(Extracted records)
%%

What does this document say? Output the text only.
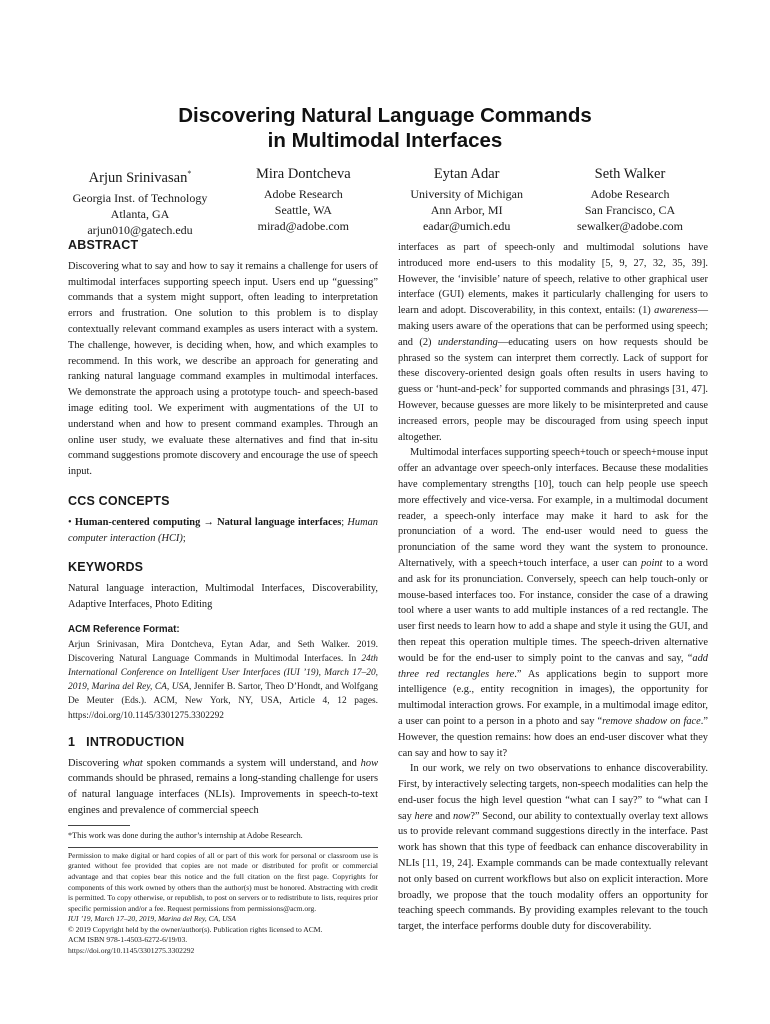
Discovering Natural Language Commands
in Multimodal Interfaces
Arjun Srinivasan*
Georgia Inst. of Technology
Atlanta, GA
arjun010@gatech.edu
Mira Dontcheva
Adobe Research
Seattle, WA
mirad@adobe.com
Eytan Adar
University of Michigan
Ann Arbor, MI
eadar@umich.edu
Seth Walker
Adobe Research
San Francisco, CA
sewalker@adobe.com
ABSTRACT

Discovering what to say and how to say it remains a challenge for users of multimodal interfaces supporting speech input. Users end up “guessing” commands that a system might support, often leading to interpretation errors and frustration. One solution to this problem is to display contextually relevant command examples as users interact with a system. The challenge, however, is deciding when, how, and which examples to recommend. In this work, we describe an approach for generating and ranking natural language command examples in multimodal interfaces. We demonstrate the approach using a prototype touch- and speech-based image editing tool. We experiment with augmentations of the UI to understand when and how to present command examples. Through an online user study, we evaluate these alternatives and find that in-situ command suggestions promote discovery and encourage the use of speech input.

CCS CONCEPTS

• Human-centered computing → Natural language interfaces; Human computer interaction (HCI);

KEYWORDS

Natural language interaction, Multimodal Interfaces, Discoverability, Adaptive Interfaces, Photo Editing

ACM Reference Format:

Arjun Srinivasan, Mira Dontcheva, Eytan Adar, and Seth Walker. 2019. Discovering Natural Language Commands in Multimodal Interfaces. In 24th International Conference on Intelligent User Interfaces (IUI ’19), March 17–20, 2019, Marina del Rey, CA, USA, Jennifer B. Sartor, Theo D’Hondt, and Wolfgang De Meuter (Eds.). ACM, New York, NY, USA, Article 4, 12 pages. https://doi.org/10.1145/3301275.3302292

1   INTRODUCTION

Discovering what spoken commands a system will understand, and how commands should be phrased, remains a long-standing challenge for users of natural language interfaces (NLIs). Improvements in speech-to-text engines and prevalence of commercial speech

*This work was done during the author’s internship at Adobe Research.

Permission to make digital or hard copies of all or part of this work for personal or classroom use is granted without fee provided that copies are not made or distributed for profit or commercial advantage and that copies bear this notice and the full citation on the first page. Copyrights for components of this work owned by others than the author(s) must be honored. Abstracting with credit is permitted. To copy otherwise, or republish, to post on servers or to redistribute to lists, requires prior specific permission and/or a fee. Request permissions from permissions@acm.org.

IUI ’19, March 17–20, 2019, Marina del Rey, CA, USA

© 2019 Copyright held by the owner/author(s). Publication rights licensed to ACM.

ACM ISBN 978-1-4503-6272-6/19/03.

https://doi.org/10.1145/3301275.3302292

interfaces as part of speech-only and multimodal solutions have introduced more end-users to this modality [5, 9, 27, 32, 35, 39]. However, the ‘invisible’ nature of speech, relative to other graphical user interface (GUI) elements, makes it particularly challenging for users to learn and adopt. Discoverability, in this context, entails: (1) awareness—making users aware of the operations that can be performed using speech; and (2) understanding—educating users on how requests should be phrased so the system can interpret them correctly. Lack of support for these discovery-oriented design goals often results in users having to guess or ‘hunt-and-peck’ for supported commands and phrasings [31, 47]. However, because guesses are more likely to be misinterpreted and cause increased errors, people may be discouraged from using speech input altogether.

Multimodal interfaces supporting speech+touch or speech+mouse input offer an advantage over speech-only interfaces. Because these modalities have complementary strengths [10], touch can help people use speech more effectively and vice-versa. For example, in a multimodal document reader, a speech-only interface may make it hard to ask for the pronunciation of a word. The end-user would need to guess the pronunciation of the same word they want the system to pronounce. Alternatively, with a speech+touch interface, a user can point to a word and ask for its pronunciation. Conversely, speech can help touch-only or mouse-based interfaces too. For instance, consider the case of a drawing tool where a user wants to add multiple instances of a red rectangle. The user first needs to learn how to add a shape and style it using the GUI, and then repeat this operation multiple times. The speech-driven alternative would be for the end-user to simply point to the canvas and say, “add three red rectangles here.” As applications begin to support more intelligence (e.g., entity recognition in images), the opportunity for multimodal interaction grows. For example, in a multimodal image editor, a user can point to a person in a photo and say “remove shadow on face.” However, the question remains: how does an end-user discover what they can say and how to say it?

In our work, we rely on two observations to enhance discoverability. First, by interactively selecting targets, non-speech modalities can help the end-user focus the high level question “what can I say?” to “what can I say here and now?” Second, our ability to contextually overlay text allows us to provide relevant command suggestions directly in the interface. Past work has shown that this type of feedback can enhance discoverability in NLIs [11, 19, 24]. Example commands can be made contextually relevant not only based on current workflows but also on explicit interaction. More broadly, we propose that the touch modality offers an opportunity for teaching speech commands. By providing examples relevant to the touch target, the interface performs double duty for discoverability.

%%

## [Description of the task]
Quote the listing above in full, except for the pictures.

## [Finished answer]
What does this document say? Output the text only.
Discovering Natural Language Commands
in Multimodal Interfaces
Arjun Srinivasan*
Georgia Inst. of Technology
Atlanta, GA
arjun010@gatech.edu
Mira Dontcheva
Adobe Research
Seattle, WA
mirad@adobe.com
Eytan Adar
University of Michigan
Ann Arbor, MI
eadar@umich.edu
Seth Walker
Adobe Research
San Francisco, CA
sewalker@adobe.com
ABSTRACT

Discovering what to say and how to say it remains a challenge for users of multimodal interfaces supporting speech input. Users end up “guessing” commands that a system might support, often leading to interpretation errors and frustration. One solution to this problem is to display contextually relevant command examples as users interact with a system. The challenge, however, is deciding when, how, and which examples to recommend. In this work, we describe an approach for generating and ranking natural language command examples in multimodal interfaces. We demonstrate the approach using a prototype touch- and speech-based image editing tool. We experiment with augmentations of the UI to understand when and how to present command examples. Through an online user study, we evaluate these alternatives and find that in-situ command suggestions promote discovery and encourage the use of speech input.

CCS CONCEPTS

• Human-centered computing → Natural language interfaces; Human computer interaction (HCI);

KEYWORDS

Natural language interaction, Multimodal Interfaces, Discoverability, Adaptive Interfaces, Photo Editing

ACM Reference Format:

Arjun Srinivasan, Mira Dontcheva, Eytan Adar, and Seth Walker. 2019. Discovering Natural Language Commands in Multimodal Interfaces. In 24th International Conference on Intelligent User Interfaces (IUI ’19), March 17–20, 2019, Marina del Rey, CA, USA, Jennifer B. Sartor, Theo D’Hondt, and Wolfgang De Meuter (Eds.). ACM, New York, NY, USA, Article 4, 12 pages. https://doi.org/10.1145/3301275.3302292

1   INTRODUCTION

Discovering what spoken commands a system will understand, and how commands should be phrased, remains a long-standing challenge for users of natural language interfaces (NLIs). Improvements in speech-to-text engines and prevalence of commercial speech

*This work was done during the author’s internship at Adobe Research.

Permission to make digital or hard copies of all or part of this work for personal or classroom use is granted without fee provided that copies are not made or distributed for profit or commercial advantage and that copies bear this notice and the full citation on the first page. Copyrights for components of this work owned by others than the author(s) must be honored. Abstracting with credit is permitted. To copy otherwise, or republish, to post on servers or to redistribute to lists, requires prior specific permission and/or a fee. Request permissions from permissions@acm.org.

IUI ’19, March 17–20, 2019, Marina del Rey, CA, USA

© 2019 Copyright held by the owner/author(s). Publication rights licensed to ACM.

ACM ISBN 978-1-4503-6272-6/19/03.

https://doi.org/10.1145/3301275.3302292

interfaces as part of speech-only and multimodal solutions have introduced more end-users to this modality [5, 9, 27, 32, 35, 39]. However, the ‘invisible’ nature of speech, relative to other graphical user interface (GUI) elements, makes it particularly challenging for users to learn and adopt. Discoverability, in this context, entails: (1) awareness—making users aware of the operations that can be performed using speech; and (2) understanding—educating users on how requests should be phrased so the system can interpret them correctly. Lack of support for these discovery-oriented design goals often results in users having to guess or ‘hunt-and-peck’ for supported commands and phrasings [31, 47]. However, because guesses are more likely to be misinterpreted and cause increased errors, people may be discouraged from using speech input altogether.

Multimodal interfaces supporting speech+touch or speech+mouse input offer an advantage over speech-only interfaces. Because these modalities have complementary strengths [10], touch can help people use speech more effectively and vice-versa. For example, in a multimodal document reader, a speech-only interface may make it hard to ask for the pronunciation of a word. The end-user would need to guess the pronunciation of the same word they want the system to pronounce. Alternatively, with a speech+touch interface, a user can point to a word and ask for its pronunciation. Conversely, speech can help touch-only or mouse-based interfaces too. For instance, consider the case of a drawing tool where a user wants to add multiple instances of a red rectangle. The user first needs to learn how to add a shape and style it using the GUI, and then repeat this operation multiple times. The speech-driven alternative would be for the end-user to simply point to the canvas and say, “add three red rectangles here.” As applications begin to support more intelligence (e.g., entity recognition in images), the opportunity for multimodal interaction grows. For example, in a multimodal image editor, a user can point to a person in a photo and say “remove shadow on face.” However, the question remains: how does an end-user discover what they can say and how to say it?

In our work, we rely on two observations to enhance discoverability. First, by interactively selecting targets, non-speech modalities can help the end-user focus the high level question “what can I say?” to “what can I say here and now?” Second, our ability to contextually overlay text allows us to provide relevant command suggestions directly in the interface. Past work has shown that this type of feedback can enhance discoverability in NLIs [11, 19, 24]. Example commands can be made contextually relevant not only based on current workflows but also on explicit interaction. More broadly, we propose that the touch modality offers an opportunity for teaching speech commands. By providing examples relevant to the touch target, the interface performs double duty for discoverability.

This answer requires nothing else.